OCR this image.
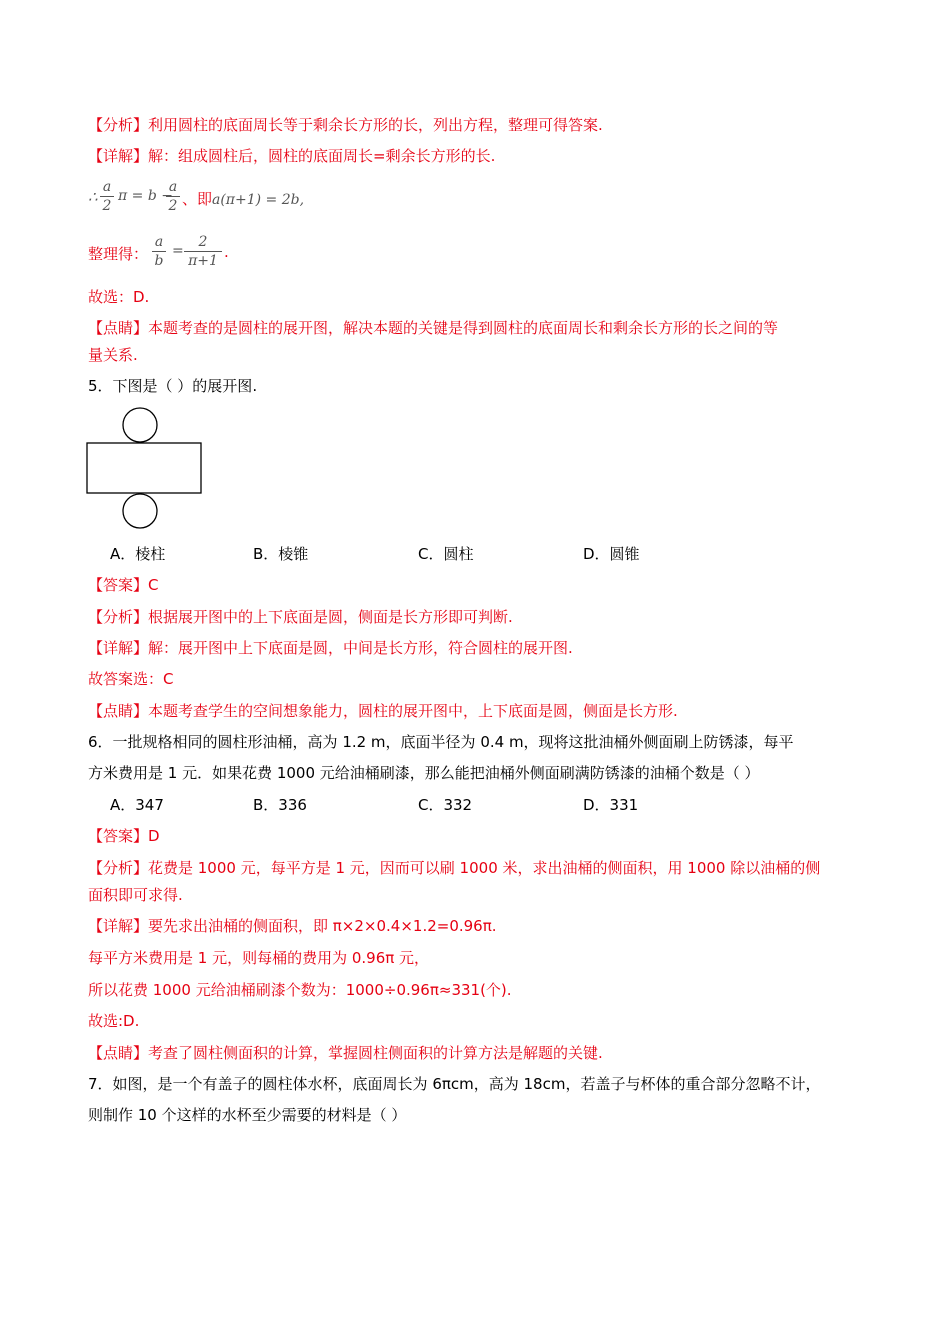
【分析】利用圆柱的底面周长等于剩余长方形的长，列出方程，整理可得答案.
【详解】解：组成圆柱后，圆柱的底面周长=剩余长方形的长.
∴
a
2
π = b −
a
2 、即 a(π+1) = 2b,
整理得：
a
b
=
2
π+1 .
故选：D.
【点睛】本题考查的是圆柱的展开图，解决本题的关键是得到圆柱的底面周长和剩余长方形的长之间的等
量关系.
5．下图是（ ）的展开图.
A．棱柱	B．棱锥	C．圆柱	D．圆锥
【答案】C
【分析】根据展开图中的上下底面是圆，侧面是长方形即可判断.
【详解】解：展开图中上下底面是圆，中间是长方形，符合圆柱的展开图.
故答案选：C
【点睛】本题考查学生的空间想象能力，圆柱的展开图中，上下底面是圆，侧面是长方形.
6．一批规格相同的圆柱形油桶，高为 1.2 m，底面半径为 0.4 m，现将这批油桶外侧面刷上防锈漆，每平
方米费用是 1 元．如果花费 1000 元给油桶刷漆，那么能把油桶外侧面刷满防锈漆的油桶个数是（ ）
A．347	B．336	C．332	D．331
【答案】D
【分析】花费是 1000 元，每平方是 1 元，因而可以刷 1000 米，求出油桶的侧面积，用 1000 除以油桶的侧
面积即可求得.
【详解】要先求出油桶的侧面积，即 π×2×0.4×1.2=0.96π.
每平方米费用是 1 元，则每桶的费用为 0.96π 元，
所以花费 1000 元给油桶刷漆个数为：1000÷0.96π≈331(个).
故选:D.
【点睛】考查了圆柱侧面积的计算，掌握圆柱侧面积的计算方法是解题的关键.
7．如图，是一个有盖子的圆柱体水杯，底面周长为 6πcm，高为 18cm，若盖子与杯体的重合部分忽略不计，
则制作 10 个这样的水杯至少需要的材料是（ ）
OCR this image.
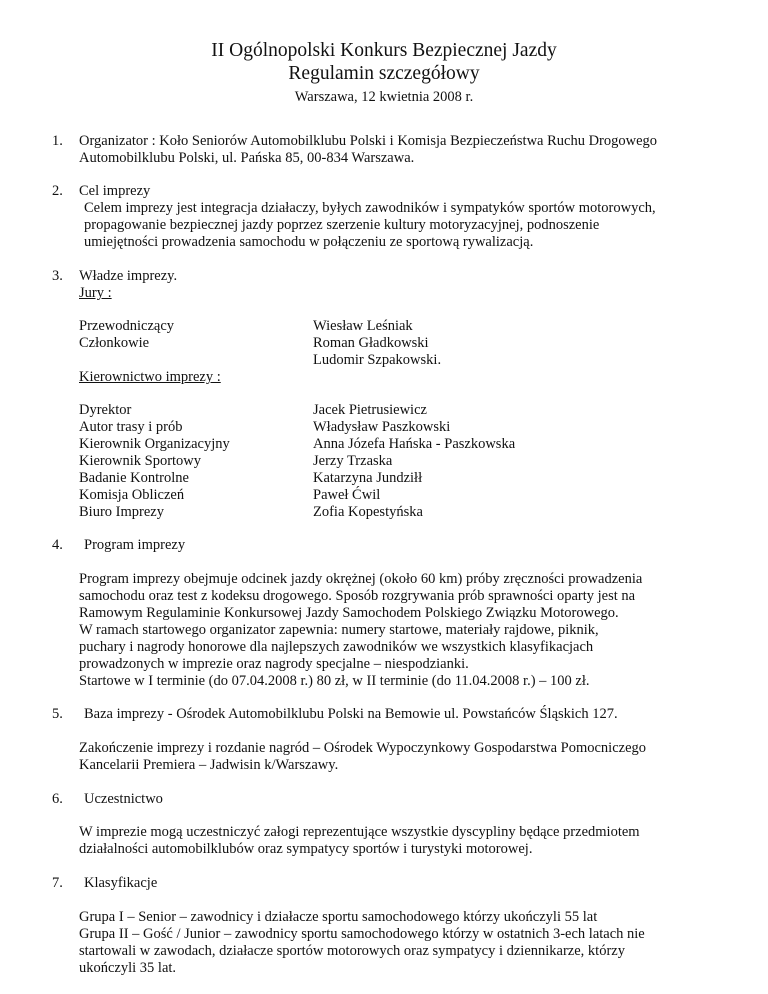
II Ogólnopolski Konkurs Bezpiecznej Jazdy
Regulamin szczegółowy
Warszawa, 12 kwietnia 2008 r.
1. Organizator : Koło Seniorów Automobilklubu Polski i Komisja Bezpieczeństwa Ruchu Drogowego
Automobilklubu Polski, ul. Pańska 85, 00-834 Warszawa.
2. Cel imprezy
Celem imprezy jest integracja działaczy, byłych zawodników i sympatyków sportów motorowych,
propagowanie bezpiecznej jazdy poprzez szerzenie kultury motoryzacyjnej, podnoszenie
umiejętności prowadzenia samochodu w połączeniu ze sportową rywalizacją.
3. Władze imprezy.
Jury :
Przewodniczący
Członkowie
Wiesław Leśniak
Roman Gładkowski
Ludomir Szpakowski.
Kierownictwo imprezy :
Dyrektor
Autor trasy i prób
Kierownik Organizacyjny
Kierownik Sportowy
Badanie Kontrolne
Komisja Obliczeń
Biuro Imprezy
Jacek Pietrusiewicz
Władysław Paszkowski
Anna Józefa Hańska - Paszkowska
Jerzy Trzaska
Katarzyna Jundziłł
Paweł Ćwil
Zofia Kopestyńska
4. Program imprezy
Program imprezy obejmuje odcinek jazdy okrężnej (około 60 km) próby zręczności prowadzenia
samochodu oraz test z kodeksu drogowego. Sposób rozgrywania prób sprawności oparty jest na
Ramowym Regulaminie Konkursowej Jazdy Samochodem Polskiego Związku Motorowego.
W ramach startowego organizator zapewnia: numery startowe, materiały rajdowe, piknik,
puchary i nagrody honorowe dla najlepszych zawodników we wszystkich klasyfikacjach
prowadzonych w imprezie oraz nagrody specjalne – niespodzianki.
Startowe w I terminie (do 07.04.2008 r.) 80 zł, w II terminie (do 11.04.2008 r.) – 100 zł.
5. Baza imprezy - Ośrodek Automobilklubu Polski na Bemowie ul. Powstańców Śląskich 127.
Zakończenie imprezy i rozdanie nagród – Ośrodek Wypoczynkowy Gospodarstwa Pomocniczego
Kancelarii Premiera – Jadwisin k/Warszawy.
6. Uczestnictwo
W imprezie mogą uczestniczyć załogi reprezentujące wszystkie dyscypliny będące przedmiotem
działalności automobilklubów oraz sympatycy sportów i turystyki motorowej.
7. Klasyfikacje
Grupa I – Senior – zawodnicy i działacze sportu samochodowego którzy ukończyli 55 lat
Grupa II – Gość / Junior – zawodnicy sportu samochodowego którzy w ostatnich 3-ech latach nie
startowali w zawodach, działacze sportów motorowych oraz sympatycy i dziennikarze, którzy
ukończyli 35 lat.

————————

## What this task involves:
Using the records above, pull out each line where the word "prowadzenia" occurs.

## Output of the task:
umiejętności prowadzenia samochodu w połączeniu ze sportową rywalizacją.
Program imprezy obejmuje odcinek jazdy okrężnej (około 60 km) próby zręczności prowadzenia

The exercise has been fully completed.